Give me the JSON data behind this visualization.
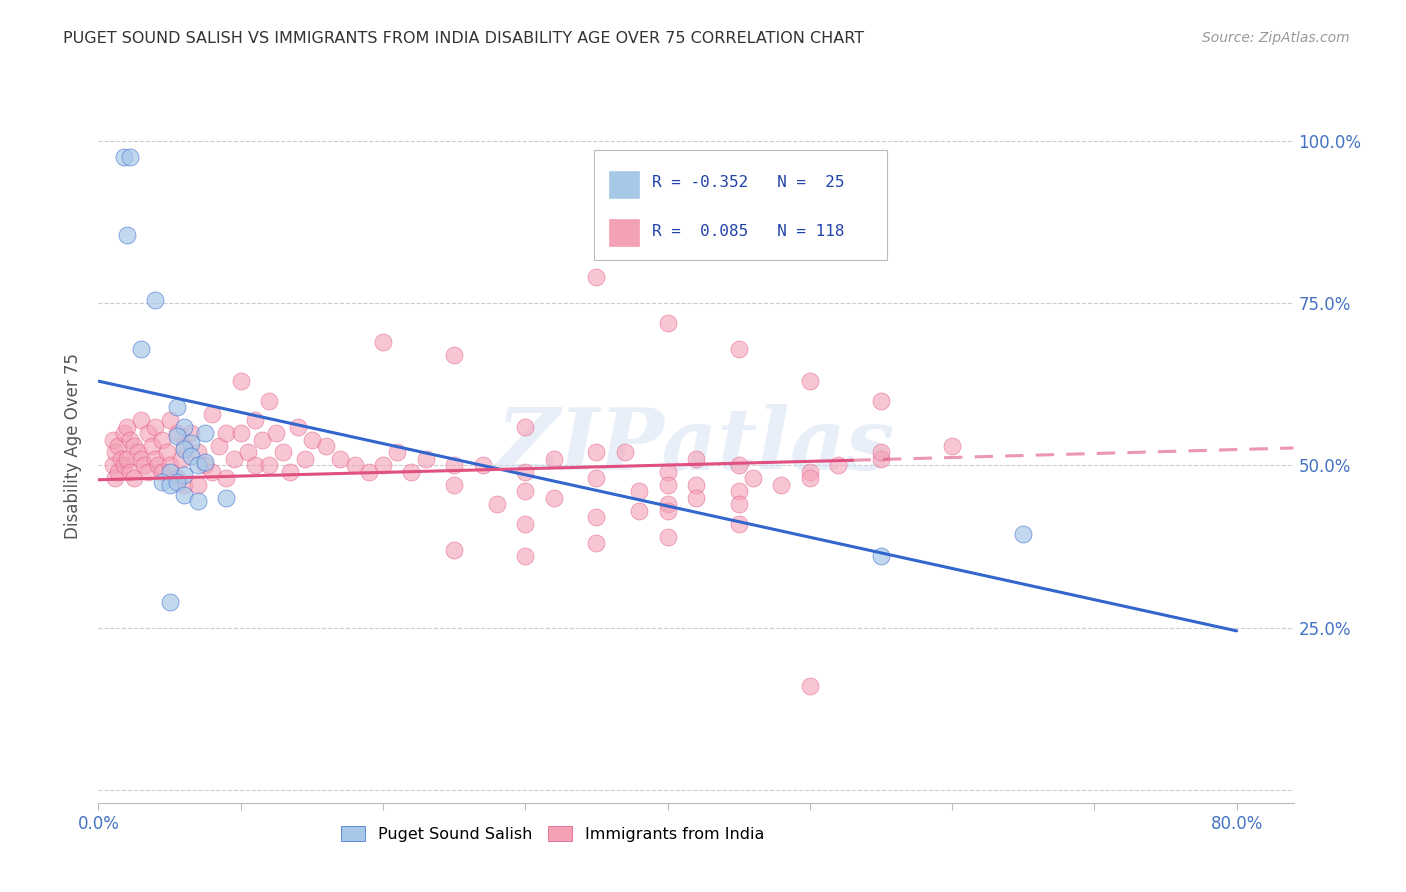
{
  "title": "PUGET SOUND SALISH VS IMMIGRANTS FROM INDIA DISABILITY AGE OVER 75 CORRELATION CHART",
  "source": "Source: ZipAtlas.com",
  "ylabel": "Disability Age Over 75",
  "yticks_labels": [
    "",
    "25.0%",
    "50.0%",
    "75.0%",
    "100.0%"
  ],
  "ytick_vals": [
    0.0,
    0.25,
    0.5,
    0.75,
    1.0
  ],
  "xtick_vals": [
    0.0,
    0.1,
    0.2,
    0.3,
    0.4,
    0.5,
    0.6,
    0.7,
    0.8
  ],
  "xlim": [
    0.0,
    0.84
  ],
  "ylim": [
    -0.02,
    1.08
  ],
  "watermark": "ZIPatlas",
  "color_blue": "#a8c8e8",
  "color_pink": "#f4a0b5",
  "color_blue_line": "#3366cc",
  "color_pink_line": "#e05080",
  "blue_line_x0": 0.0,
  "blue_line_y0": 0.63,
  "blue_line_x1": 0.8,
  "blue_line_y1": 0.245,
  "pink_line_solid_x0": 0.0,
  "pink_line_solid_y0": 0.478,
  "pink_line_solid_x1": 0.53,
  "pink_line_solid_y1": 0.508,
  "pink_line_dash_x0": 0.53,
  "pink_line_dash_y0": 0.508,
  "pink_line_dash_x1": 0.84,
  "pink_line_dash_y1": 0.527,
  "blue_x": [
    0.018,
    0.022,
    0.02,
    0.04,
    0.03,
    0.055,
    0.06,
    0.055,
    0.065,
    0.06,
    0.065,
    0.07,
    0.075,
    0.05,
    0.06,
    0.045,
    0.05,
    0.055,
    0.06,
    0.07,
    0.09,
    0.55,
    0.65,
    0.05,
    0.075
  ],
  "blue_y": [
    0.975,
    0.975,
    0.855,
    0.755,
    0.68,
    0.59,
    0.56,
    0.545,
    0.535,
    0.525,
    0.515,
    0.5,
    0.505,
    0.49,
    0.485,
    0.475,
    0.47,
    0.475,
    0.455,
    0.445,
    0.45,
    0.36,
    0.395,
    0.29,
    0.55
  ],
  "pink_x": [
    0.01,
    0.01,
    0.012,
    0.012,
    0.014,
    0.014,
    0.016,
    0.018,
    0.018,
    0.02,
    0.02,
    0.022,
    0.022,
    0.025,
    0.025,
    0.028,
    0.03,
    0.03,
    0.032,
    0.035,
    0.035,
    0.038,
    0.04,
    0.04,
    0.042,
    0.045,
    0.045,
    0.048,
    0.05,
    0.05,
    0.055,
    0.055,
    0.058,
    0.06,
    0.06,
    0.065,
    0.07,
    0.07,
    0.075,
    0.08,
    0.08,
    0.085,
    0.09,
    0.09,
    0.095,
    0.1,
    0.1,
    0.105,
    0.11,
    0.11,
    0.115,
    0.12,
    0.12,
    0.125,
    0.13,
    0.135,
    0.14,
    0.145,
    0.15,
    0.16,
    0.17,
    0.18,
    0.19,
    0.2,
    0.21,
    0.22,
    0.23,
    0.25,
    0.27,
    0.3,
    0.32,
    0.35,
    0.37,
    0.4,
    0.42,
    0.45,
    0.3,
    0.25,
    0.28,
    0.32,
    0.38,
    0.42,
    0.46,
    0.5,
    0.52,
    0.55,
    0.38,
    0.4,
    0.42,
    0.45,
    0.48,
    0.5,
    0.3,
    0.35,
    0.4,
    0.45,
    0.35,
    0.4,
    0.3,
    0.25,
    0.55,
    0.6,
    0.35,
    0.4,
    0.45,
    0.5,
    0.55,
    0.2,
    0.25,
    0.3,
    0.35,
    0.4,
    0.45,
    0.5
  ],
  "pink_y": [
    0.54,
    0.5,
    0.52,
    0.48,
    0.53,
    0.49,
    0.51,
    0.55,
    0.5,
    0.56,
    0.51,
    0.54,
    0.49,
    0.53,
    0.48,
    0.52,
    0.57,
    0.51,
    0.5,
    0.55,
    0.49,
    0.53,
    0.56,
    0.51,
    0.5,
    0.54,
    0.49,
    0.52,
    0.57,
    0.5,
    0.55,
    0.48,
    0.51,
    0.53,
    0.47,
    0.55,
    0.52,
    0.47,
    0.5,
    0.58,
    0.49,
    0.53,
    0.55,
    0.48,
    0.51,
    0.63,
    0.55,
    0.52,
    0.57,
    0.5,
    0.54,
    0.6,
    0.5,
    0.55,
    0.52,
    0.49,
    0.56,
    0.51,
    0.54,
    0.53,
    0.51,
    0.5,
    0.49,
    0.5,
    0.52,
    0.49,
    0.51,
    0.5,
    0.5,
    0.49,
    0.51,
    0.48,
    0.52,
    0.49,
    0.51,
    0.5,
    0.46,
    0.47,
    0.44,
    0.45,
    0.46,
    0.47,
    0.48,
    0.49,
    0.5,
    0.51,
    0.43,
    0.44,
    0.45,
    0.46,
    0.47,
    0.48,
    0.41,
    0.42,
    0.43,
    0.44,
    0.38,
    0.39,
    0.36,
    0.37,
    0.52,
    0.53,
    0.79,
    0.72,
    0.68,
    0.63,
    0.6,
    0.69,
    0.67,
    0.56,
    0.52,
    0.47,
    0.41,
    0.16
  ]
}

☆ ☆ ☆

**GOAL**
Write out again every line above exactly as given; the pictures do not belong in the copy.

**TASK SOLUTION**
Give me the JSON data behind this visualization.
{
  "title": "PUGET SOUND SALISH VS IMMIGRANTS FROM INDIA DISABILITY AGE OVER 75 CORRELATION CHART",
  "source": "Source: ZipAtlas.com",
  "ylabel": "Disability Age Over 75",
  "yticks_labels": [
    "",
    "25.0%",
    "50.0%",
    "75.0%",
    "100.0%"
  ],
  "ytick_vals": [
    0.0,
    0.25,
    0.5,
    0.75,
    1.0
  ],
  "xtick_vals": [
    0.0,
    0.1,
    0.2,
    0.3,
    0.4,
    0.5,
    0.6,
    0.7,
    0.8
  ],
  "xlim": [
    0.0,
    0.84
  ],
  "ylim": [
    -0.02,
    1.08
  ],
  "watermark": "ZIPatlas",
  "color_blue": "#a8c8e8",
  "color_pink": "#f4a0b5",
  "color_blue_line": "#3366cc",
  "color_pink_line": "#e05080",
  "blue_line_x0": 0.0,
  "blue_line_y0": 0.63,
  "blue_line_x1": 0.8,
  "blue_line_y1": 0.245,
  "pink_line_solid_x0": 0.0,
  "pink_line_solid_y0": 0.478,
  "pink_line_solid_x1": 0.53,
  "pink_line_solid_y1": 0.508,
  "pink_line_dash_x0": 0.53,
  "pink_line_dash_y0": 0.508,
  "pink_line_dash_x1": 0.84,
  "pink_line_dash_y1": 0.527,
  "blue_x": [
    0.018,
    0.022,
    0.02,
    0.04,
    0.03,
    0.055,
    0.06,
    0.055,
    0.065,
    0.06,
    0.065,
    0.07,
    0.075,
    0.05,
    0.06,
    0.045,
    0.05,
    0.055,
    0.06,
    0.07,
    0.09,
    0.55,
    0.65,
    0.05,
    0.075
  ],
  "blue_y": [
    0.975,
    0.975,
    0.855,
    0.755,
    0.68,
    0.59,
    0.56,
    0.545,
    0.535,
    0.525,
    0.515,
    0.5,
    0.505,
    0.49,
    0.485,
    0.475,
    0.47,
    0.475,
    0.455,
    0.445,
    0.45,
    0.36,
    0.395,
    0.29,
    0.55
  ],
  "pink_x": [
    0.01,
    0.01,
    0.012,
    0.012,
    0.014,
    0.014,
    0.016,
    0.018,
    0.018,
    0.02,
    0.02,
    0.022,
    0.022,
    0.025,
    0.025,
    0.028,
    0.03,
    0.03,
    0.032,
    0.035,
    0.035,
    0.038,
    0.04,
    0.04,
    0.042,
    0.045,
    0.045,
    0.048,
    0.05,
    0.05,
    0.055,
    0.055,
    0.058,
    0.06,
    0.06,
    0.065,
    0.07,
    0.07,
    0.075,
    0.08,
    0.08,
    0.085,
    0.09,
    0.09,
    0.095,
    0.1,
    0.1,
    0.105,
    0.11,
    0.11,
    0.115,
    0.12,
    0.12,
    0.125,
    0.13,
    0.135,
    0.14,
    0.145,
    0.15,
    0.16,
    0.17,
    0.18,
    0.19,
    0.2,
    0.21,
    0.22,
    0.23,
    0.25,
    0.27,
    0.3,
    0.32,
    0.35,
    0.37,
    0.4,
    0.42,
    0.45,
    0.3,
    0.25,
    0.28,
    0.32,
    0.38,
    0.42,
    0.46,
    0.5,
    0.52,
    0.55,
    0.38,
    0.4,
    0.42,
    0.45,
    0.48,
    0.5,
    0.3,
    0.35,
    0.4,
    0.45,
    0.35,
    0.4,
    0.3,
    0.25,
    0.55,
    0.6,
    0.35,
    0.4,
    0.45,
    0.5,
    0.55,
    0.2,
    0.25,
    0.3,
    0.35,
    0.4,
    0.45,
    0.5
  ],
  "pink_y": [
    0.54,
    0.5,
    0.52,
    0.48,
    0.53,
    0.49,
    0.51,
    0.55,
    0.5,
    0.56,
    0.51,
    0.54,
    0.49,
    0.53,
    0.48,
    0.52,
    0.57,
    0.51,
    0.5,
    0.55,
    0.49,
    0.53,
    0.56,
    0.51,
    0.5,
    0.54,
    0.49,
    0.52,
    0.57,
    0.5,
    0.55,
    0.48,
    0.51,
    0.53,
    0.47,
    0.55,
    0.52,
    0.47,
    0.5,
    0.58,
    0.49,
    0.53,
    0.55,
    0.48,
    0.51,
    0.63,
    0.55,
    0.52,
    0.57,
    0.5,
    0.54,
    0.6,
    0.5,
    0.55,
    0.52,
    0.49,
    0.56,
    0.51,
    0.54,
    0.53,
    0.51,
    0.5,
    0.49,
    0.5,
    0.52,
    0.49,
    0.51,
    0.5,
    0.5,
    0.49,
    0.51,
    0.48,
    0.52,
    0.49,
    0.51,
    0.5,
    0.46,
    0.47,
    0.44,
    0.45,
    0.46,
    0.47,
    0.48,
    0.49,
    0.5,
    0.51,
    0.43,
    0.44,
    0.45,
    0.46,
    0.47,
    0.48,
    0.41,
    0.42,
    0.43,
    0.44,
    0.38,
    0.39,
    0.36,
    0.37,
    0.52,
    0.53,
    0.79,
    0.72,
    0.68,
    0.63,
    0.6,
    0.69,
    0.67,
    0.56,
    0.52,
    0.47,
    0.41,
    0.16
  ]
}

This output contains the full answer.